#### Goal
Reproduce the records below in full and word for word, excluding pictures.

● ● ● ●

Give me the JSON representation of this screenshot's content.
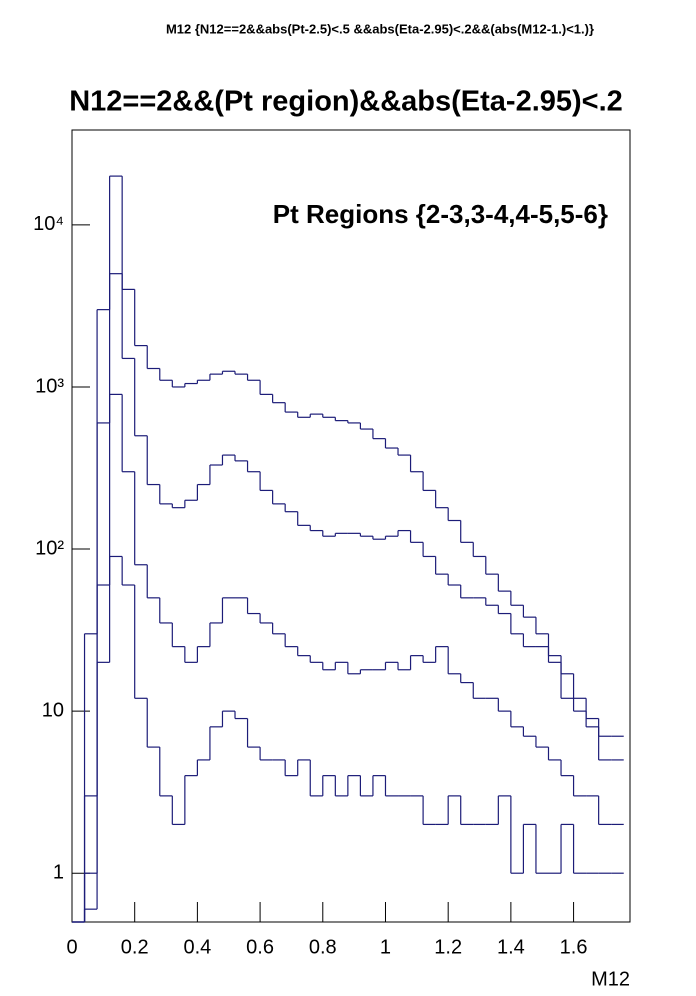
{
  "chart_data": {
    "type": "histogram",
    "header": "M12 {N12==2&&abs(Pt-2.5)<.5 &&abs(Eta-2.95)<.2&&(abs(M12-1.)<1.)}",
    "title": "N12==2&&(Pt region)&&abs(Eta-2.95)<.2",
    "annotation": "Pt Regions {2-3,3-4,4-5,5-6}",
    "x_label": "M12",
    "log_y": true,
    "color": "#1c1c78",
    "bins": [
      0,
      0.04,
      0.08,
      0.12,
      0.16,
      0.2,
      0.24,
      0.28,
      0.32,
      0.36,
      0.4,
      0.44,
      0.48,
      0.52,
      0.56,
      0.6,
      0.64,
      0.68,
      0.72,
      0.76,
      0.8,
      0.84,
      0.88,
      0.92,
      0.96,
      1,
      1.04,
      1.08,
      1.12,
      1.16,
      1.2,
      1.24,
      1.28,
      1.32,
      1.36,
      1.4,
      1.44,
      1.48,
      1.52,
      1.56,
      1.6,
      1.64,
      1.68,
      1.72,
      1.76
    ],
    "series": [
      {
        "values": [
          0,
          30,
          3000,
          20000,
          4000,
          1800,
          1300,
          1100,
          1000,
          1050,
          1100,
          1200,
          1250,
          1200,
          1100,
          900,
          800,
          700,
          650,
          680,
          650,
          620,
          600,
          550,
          480,
          420,
          380,
          300,
          230,
          180,
          150,
          110,
          90,
          70,
          55,
          45,
          38,
          30,
          22,
          17,
          12,
          9,
          7,
          7
        ]
      },
      {
        "values": [
          0,
          3,
          600,
          5000,
          1500,
          500,
          250,
          190,
          180,
          200,
          250,
          330,
          380,
          350,
          300,
          230,
          190,
          170,
          140,
          130,
          120,
          125,
          125,
          120,
          115,
          120,
          130,
          110,
          90,
          70,
          60,
          50,
          50,
          45,
          40,
          30,
          25,
          25,
          20,
          12,
          10,
          8,
          5,
          5
        ]
      },
      {
        "values": [
          0,
          1,
          60,
          900,
          300,
          80,
          50,
          35,
          25,
          20,
          25,
          35,
          50,
          50,
          40,
          35,
          30,
          25,
          22,
          20,
          18,
          20,
          17,
          18,
          18,
          20,
          18,
          22,
          20,
          25,
          17,
          15,
          12,
          12,
          10,
          8,
          7,
          6,
          5,
          4,
          3,
          3,
          2,
          2
        ]
      },
      {
        "values": [
          0,
          0.6,
          20,
          90,
          60,
          12,
          6,
          3,
          2,
          4,
          5,
          8,
          10,
          9,
          6,
          5,
          5,
          4,
          5,
          3,
          4,
          3,
          4,
          3,
          4,
          3,
          3,
          3,
          2,
          2,
          3,
          2,
          2,
          2,
          3,
          1,
          2,
          1,
          1,
          2,
          1,
          1,
          1,
          1
        ]
      }
    ],
    "xlim": [
      0,
      1.78
    ],
    "xticks": [
      0,
      0.2,
      0.4,
      0.6,
      0.8,
      1,
      1.2,
      1.4,
      1.6
    ],
    "ylim": [
      0.5,
      38500
    ],
    "yticks": [
      1,
      10,
      {
        "value": 100,
        "label": "10²"
      },
      {
        "value": 1000,
        "label": "10³"
      },
      {
        "value": 10000,
        "label": "10⁴"
      }
    ]
  }
}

● ● ● ●

#### Final result
Give me the JSON representation of this screenshot's content.
{
  "chart_data": {
    "type": "histogram",
    "header": "M12 {N12==2&&abs(Pt-2.5)<.5 &&abs(Eta-2.95)<.2&&(abs(M12-1.)<1.)}",
    "title": "N12==2&&(Pt region)&&abs(Eta-2.95)<.2",
    "annotation": "Pt Regions {2-3,3-4,4-5,5-6}",
    "x_label": "M12",
    "log_y": true,
    "color": "#1c1c78",
    "bins": [
      0,
      0.04,
      0.08,
      0.12,
      0.16,
      0.2,
      0.24,
      0.28,
      0.32,
      0.36,
      0.4,
      0.44,
      0.48,
      0.52,
      0.56,
      0.6,
      0.64,
      0.68,
      0.72,
      0.76,
      0.8,
      0.84,
      0.88,
      0.92,
      0.96,
      1,
      1.04,
      1.08,
      1.12,
      1.16,
      1.2,
      1.24,
      1.28,
      1.32,
      1.36,
      1.4,
      1.44,
      1.48,
      1.52,
      1.56,
      1.6,
      1.64,
      1.68,
      1.72,
      1.76
    ],
    "series": [
      {
        "values": [
          0,
          30,
          3000,
          20000,
          4000,
          1800,
          1300,
          1100,
          1000,
          1050,
          1100,
          1200,
          1250,
          1200,
          1100,
          900,
          800,
          700,
          650,
          680,
          650,
          620,
          600,
          550,
          480,
          420,
          380,
          300,
          230,
          180,
          150,
          110,
          90,
          70,
          55,
          45,
          38,
          30,
          22,
          17,
          12,
          9,
          7,
          7
        ]
      },
      {
        "values": [
          0,
          3,
          600,
          5000,
          1500,
          500,
          250,
          190,
          180,
          200,
          250,
          330,
          380,
          350,
          300,
          230,
          190,
          170,
          140,
          130,
          120,
          125,
          125,
          120,
          115,
          120,
          130,
          110,
          90,
          70,
          60,
          50,
          50,
          45,
          40,
          30,
          25,
          25,
          20,
          12,
          10,
          8,
          5,
          5
        ]
      },
      {
        "values": [
          0,
          1,
          60,
          900,
          300,
          80,
          50,
          35,
          25,
          20,
          25,
          35,
          50,
          50,
          40,
          35,
          30,
          25,
          22,
          20,
          18,
          20,
          17,
          18,
          18,
          20,
          18,
          22,
          20,
          25,
          17,
          15,
          12,
          12,
          10,
          8,
          7,
          6,
          5,
          4,
          3,
          3,
          2,
          2
        ]
      },
      {
        "values": [
          0,
          0.6,
          20,
          90,
          60,
          12,
          6,
          3,
          2,
          4,
          5,
          8,
          10,
          9,
          6,
          5,
          5,
          4,
          5,
          3,
          4,
          3,
          4,
          3,
          4,
          3,
          3,
          3,
          2,
          2,
          3,
          2,
          2,
          2,
          3,
          1,
          2,
          1,
          1,
          2,
          1,
          1,
          1,
          1
        ]
      }
    ],
    "xlim": [
      0,
      1.78
    ],
    "xticks": [
      0,
      0.2,
      0.4,
      0.6,
      0.8,
      1,
      1.2,
      1.4,
      1.6
    ],
    "ylim": [
      0.5,
      38500
    ],
    "yticks": [
      1,
      10,
      {
        "value": 100,
        "label": "10²"
      },
      {
        "value": 1000,
        "label": "10³"
      },
      {
        "value": 10000,
        "label": "10⁴"
      }
    ]
  }
}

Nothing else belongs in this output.